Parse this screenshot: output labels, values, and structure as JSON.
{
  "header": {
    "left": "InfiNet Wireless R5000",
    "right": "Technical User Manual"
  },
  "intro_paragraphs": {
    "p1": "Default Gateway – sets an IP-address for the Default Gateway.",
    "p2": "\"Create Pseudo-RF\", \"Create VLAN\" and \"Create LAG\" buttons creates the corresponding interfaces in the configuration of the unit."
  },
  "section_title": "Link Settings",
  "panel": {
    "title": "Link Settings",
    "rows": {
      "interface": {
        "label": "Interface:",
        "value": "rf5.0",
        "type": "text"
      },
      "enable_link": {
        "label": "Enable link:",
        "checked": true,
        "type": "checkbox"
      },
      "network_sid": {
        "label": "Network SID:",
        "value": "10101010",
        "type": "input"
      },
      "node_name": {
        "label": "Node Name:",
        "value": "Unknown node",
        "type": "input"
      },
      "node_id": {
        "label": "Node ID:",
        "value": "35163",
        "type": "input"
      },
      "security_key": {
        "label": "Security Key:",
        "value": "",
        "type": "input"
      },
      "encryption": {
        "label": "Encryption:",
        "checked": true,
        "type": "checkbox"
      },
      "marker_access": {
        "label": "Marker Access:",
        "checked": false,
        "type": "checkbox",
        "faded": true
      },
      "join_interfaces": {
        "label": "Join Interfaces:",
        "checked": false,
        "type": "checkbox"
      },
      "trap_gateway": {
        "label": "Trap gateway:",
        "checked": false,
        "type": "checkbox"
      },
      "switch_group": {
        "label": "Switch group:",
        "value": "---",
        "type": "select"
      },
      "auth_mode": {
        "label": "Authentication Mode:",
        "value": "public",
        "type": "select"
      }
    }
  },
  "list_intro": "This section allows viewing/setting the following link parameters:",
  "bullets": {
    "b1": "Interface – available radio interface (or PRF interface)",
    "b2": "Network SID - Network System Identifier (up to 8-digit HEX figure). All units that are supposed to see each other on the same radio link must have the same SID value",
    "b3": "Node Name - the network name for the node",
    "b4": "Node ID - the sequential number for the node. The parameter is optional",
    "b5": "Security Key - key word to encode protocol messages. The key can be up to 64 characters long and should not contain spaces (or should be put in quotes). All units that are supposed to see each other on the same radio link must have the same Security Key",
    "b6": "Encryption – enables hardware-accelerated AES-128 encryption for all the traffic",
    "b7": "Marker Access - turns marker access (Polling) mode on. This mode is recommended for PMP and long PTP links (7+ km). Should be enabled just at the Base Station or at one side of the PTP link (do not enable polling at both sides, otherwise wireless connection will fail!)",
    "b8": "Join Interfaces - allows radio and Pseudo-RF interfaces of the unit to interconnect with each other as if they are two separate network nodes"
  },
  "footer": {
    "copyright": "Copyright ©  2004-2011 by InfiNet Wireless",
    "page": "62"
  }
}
□ □ □
PROBLEM DESCRIPTION:
Return all of the entries exactly as written.

FINAL RESULT:
Parse this screenshot: output labels, values, and structure as JSON.
{
  "header": {
    "left": "InfiNet Wireless R5000",
    "right": "Technical User Manual"
  },
  "intro_paragraphs": {
    "p1": "Default Gateway – sets an IP-address for the Default Gateway.",
    "p2": "\"Create Pseudo-RF\", \"Create VLAN\" and \"Create LAG\" buttons creates the corresponding interfaces in the configuration of the unit."
  },
  "section_title": "Link Settings",
  "panel": {
    "title": "Link Settings",
    "rows": {
      "interface": {
        "label": "Interface:",
        "value": "rf5.0",
        "type": "text"
      },
      "enable_link": {
        "label": "Enable link:",
        "checked": true,
        "type": "checkbox"
      },
      "network_sid": {
        "label": "Network SID:",
        "value": "10101010",
        "type": "input"
      },
      "node_name": {
        "label": "Node Name:",
        "value": "Unknown node",
        "type": "input"
      },
      "node_id": {
        "label": "Node ID:",
        "value": "35163",
        "type": "input"
      },
      "security_key": {
        "label": "Security Key:",
        "value": "",
        "type": "input"
      },
      "encryption": {
        "label": "Encryption:",
        "checked": true,
        "type": "checkbox"
      },
      "marker_access": {
        "label": "Marker Access:",
        "checked": false,
        "type": "checkbox",
        "faded": true
      },
      "join_interfaces": {
        "label": "Join Interfaces:",
        "checked": false,
        "type": "checkbox"
      },
      "trap_gateway": {
        "label": "Trap gateway:",
        "checked": false,
        "type": "checkbox"
      },
      "switch_group": {
        "label": "Switch group:",
        "value": "---",
        "type": "select"
      },
      "auth_mode": {
        "label": "Authentication Mode:",
        "value": "public",
        "type": "select"
      }
    }
  },
  "list_intro": "This section allows viewing/setting the following link parameters:",
  "bullets": {
    "b1": "Interface – available radio interface (or PRF interface)",
    "b2": "Network SID - Network System Identifier (up to 8-digit HEX figure). All units that are supposed to see each other on the same radio link must have the same SID value",
    "b3": "Node Name - the network name for the node",
    "b4": "Node ID - the sequential number for the node. The parameter is optional",
    "b5": "Security Key - key word to encode protocol messages. The key can be up to 64 characters long and should not contain spaces (or should be put in quotes). All units that are supposed to see each other on the same radio link must have the same Security Key",
    "b6": "Encryption – enables hardware-accelerated AES-128 encryption for all the traffic",
    "b7": "Marker Access - turns marker access (Polling) mode on. This mode is recommended for PMP and long PTP links (7+ km). Should be enabled just at the Base Station or at one side of the PTP link (do not enable polling at both sides, otherwise wireless connection will fail!)",
    "b8": "Join Interfaces - allows radio and Pseudo-RF interfaces of the unit to interconnect with each other as if they are two separate network nodes"
  },
  "footer": {
    "copyright": "Copyright ©  2004-2011 by InfiNet Wireless",
    "page": "62"
  }
}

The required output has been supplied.